____ EXTRACT

From the fourteenth century onwards, many towns in Europe started growing. A distinct city culture developed, and townspeople saw themselves as more ‘civilised’ than people living in the countryside. Cities like Florence, Venice, and Rome became important centers for art and learning, often supported by rich families and aristocrats. Around the same time, the invention of printing made books much more common and available to people even in distant places. People developed a sense of history, comparing their ‘modern’ times with the ‘ancient’ world of the Greeks and Romans.

Religion began to be seen as something an individual could choose for themselves. The old belief, supported by the church, that the Earth was the center of everything was challenged by scientists who studied the solar system. New geographical knowledge also showed that the Mediterranean Sea was not the center of the world. Historians later used the term ‘Renaissance’, meaning ‘rebirth’, to describe the cultural changes of this time. A scholar named Jacob Burckhardt highlighted how a new ‘humanist’ culture developed in Italian towns. Humanism was a belief that humans, as individuals, could make their own decisions and develop their skills, unlike the medieval view where the church controlled thinking.

After the fall of the western Roman Empire, Italian towns declined, but they revived partly due to increased trade with other regions like the Byzantine Empire and Islamic countries. Cities like Venice and Florence became independent city-states. Rich merchants and bankers were involved in city government, promoting the idea of citizenship. Early universities focused on law, needed for trade, but scholars like Francesco Petrarch shifted attention to understanding ancient Greek and Roman culture through their writings. This led to ‘humanism’, teaching subjects like grammar, history, and poetry, focusing on skills developed through discussion, separate from religion. Arab scholars were important because they had preserved and translated many ancient Greek texts that Europeans later studied.

________
____ DATA SECTION

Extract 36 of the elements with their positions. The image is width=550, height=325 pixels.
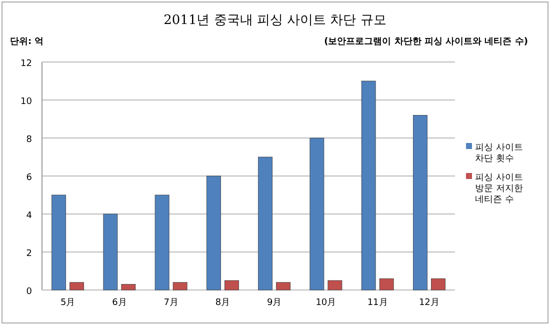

________

• _REQUIRED TASKS_:
A – For each statement, decide whether the passage on the Renaissance supports it, and answer yes or no with the deciding words quoted exactly: (i) Printing made books available even in faraway places. (ii) Early universities concentrated mainly on theology. (iii) Venice and Florence became independent city-states.
B – List every city the passage on the Renaissance names.
C – Please write out the passage on the Renaissance word for word, from "Religion began to" to "church controlled thinking.".
You won't need the listing for any of this.

• _WRITTEN ANSWERS_:
A –
(i) Yes: "the invention of printing made books much more common and available to people even in distant places"
(ii) No: "Early universities focused on law, needed for trade"
(iii) Yes: "Cities like Venice and Florence became independent city-states."

B – Florence, Venice, Rome

C –
Religion began to be seen as something an individual could choose for themselves. The old belief, supported by the church, that the Earth was the center of everything was challenged by scientists who studied the solar system. New geographical knowledge also showed that the Mediterranean Sea was not the center of the world. Historians later used the term ‘Renaissance’, meaning ‘rebirth’, to describe the cultural changes of this time. A scholar named Jacob Burckhardt highlighted how a new ‘humanist’ culture developed in Italian towns. Humanism was a belief that humans, as individuals, could make their own decisions and develop their skills, unlike the medieval view where the church controlled thinking.